### TASK DETAILS
Copy the lines below as they are; omit the images they contain.

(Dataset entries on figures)
'''

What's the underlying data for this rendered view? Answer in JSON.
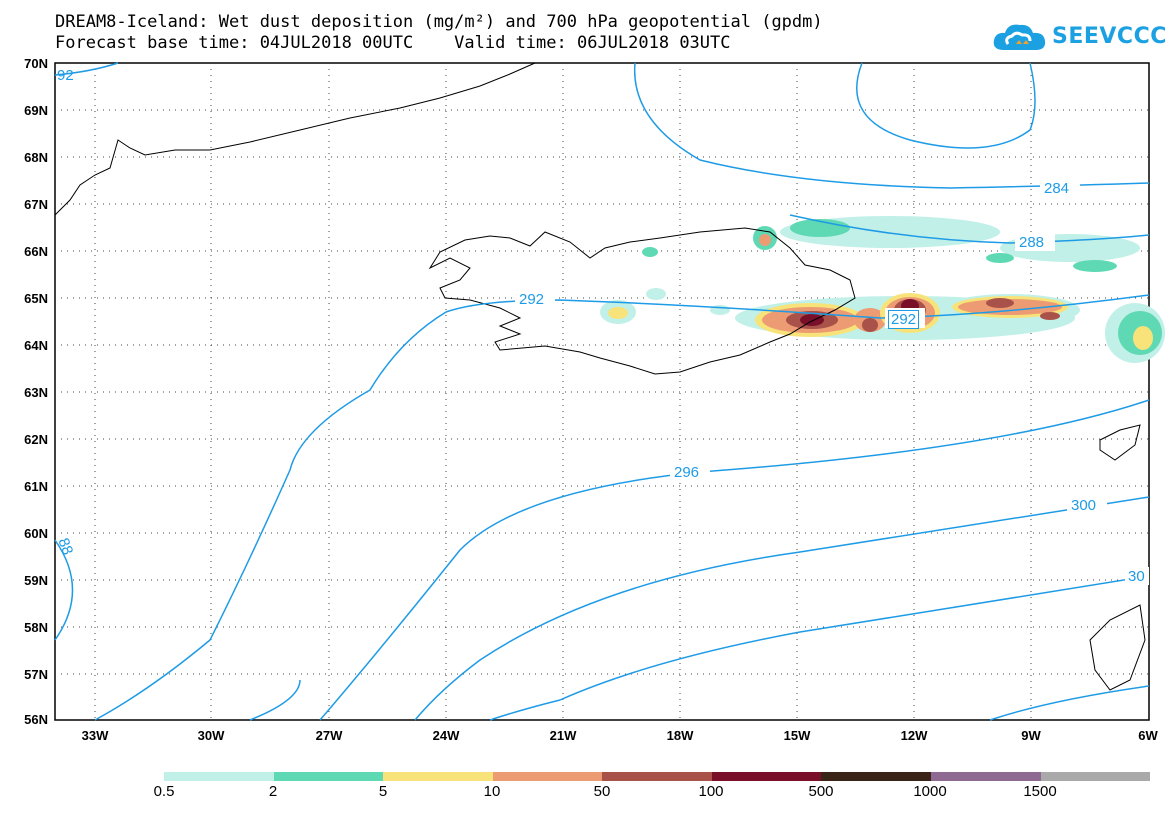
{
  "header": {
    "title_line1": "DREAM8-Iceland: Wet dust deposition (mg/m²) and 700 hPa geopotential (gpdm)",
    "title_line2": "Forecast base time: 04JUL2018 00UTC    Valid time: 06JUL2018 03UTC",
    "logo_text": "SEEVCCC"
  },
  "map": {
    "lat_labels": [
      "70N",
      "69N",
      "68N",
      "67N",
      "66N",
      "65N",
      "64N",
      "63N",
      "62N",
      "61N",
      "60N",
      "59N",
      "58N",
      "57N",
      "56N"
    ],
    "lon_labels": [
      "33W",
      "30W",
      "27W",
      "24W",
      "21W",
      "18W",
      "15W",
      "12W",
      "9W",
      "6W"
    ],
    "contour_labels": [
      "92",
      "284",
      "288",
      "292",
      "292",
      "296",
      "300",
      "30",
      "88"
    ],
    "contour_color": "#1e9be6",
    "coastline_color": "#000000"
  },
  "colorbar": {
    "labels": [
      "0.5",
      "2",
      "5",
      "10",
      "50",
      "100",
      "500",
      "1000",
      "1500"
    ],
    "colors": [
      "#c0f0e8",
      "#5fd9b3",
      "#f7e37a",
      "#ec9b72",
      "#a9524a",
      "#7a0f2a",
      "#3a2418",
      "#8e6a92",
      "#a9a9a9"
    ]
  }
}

'''

### WRITTEN RESPONSE
What's the underlying data for this rendered view? Answer in JSON.
{
  "header": {
    "title_line1": "DREAM8-Iceland: Wet dust deposition (mg/m²) and 700 hPa geopotential (gpdm)",
    "title_line2": "Forecast base time: 04JUL2018 00UTC    Valid time: 06JUL2018 03UTC",
    "logo_text": "SEEVCCC"
  },
  "map": {
    "lat_labels": [
      "70N",
      "69N",
      "68N",
      "67N",
      "66N",
      "65N",
      "64N",
      "63N",
      "62N",
      "61N",
      "60N",
      "59N",
      "58N",
      "57N",
      "56N"
    ],
    "lon_labels": [
      "33W",
      "30W",
      "27W",
      "24W",
      "21W",
      "18W",
      "15W",
      "12W",
      "9W",
      "6W"
    ],
    "contour_labels": [
      "92",
      "284",
      "288",
      "292",
      "292",
      "296",
      "300",
      "30",
      "88"
    ],
    "contour_color": "#1e9be6",
    "coastline_color": "#000000"
  },
  "colorbar": {
    "labels": [
      "0.5",
      "2",
      "5",
      "10",
      "50",
      "100",
      "500",
      "1000",
      "1500"
    ],
    "colors": [
      "#c0f0e8",
      "#5fd9b3",
      "#f7e37a",
      "#ec9b72",
      "#a9524a",
      "#7a0f2a",
      "#3a2418",
      "#8e6a92",
      "#a9a9a9"
    ]
  }
}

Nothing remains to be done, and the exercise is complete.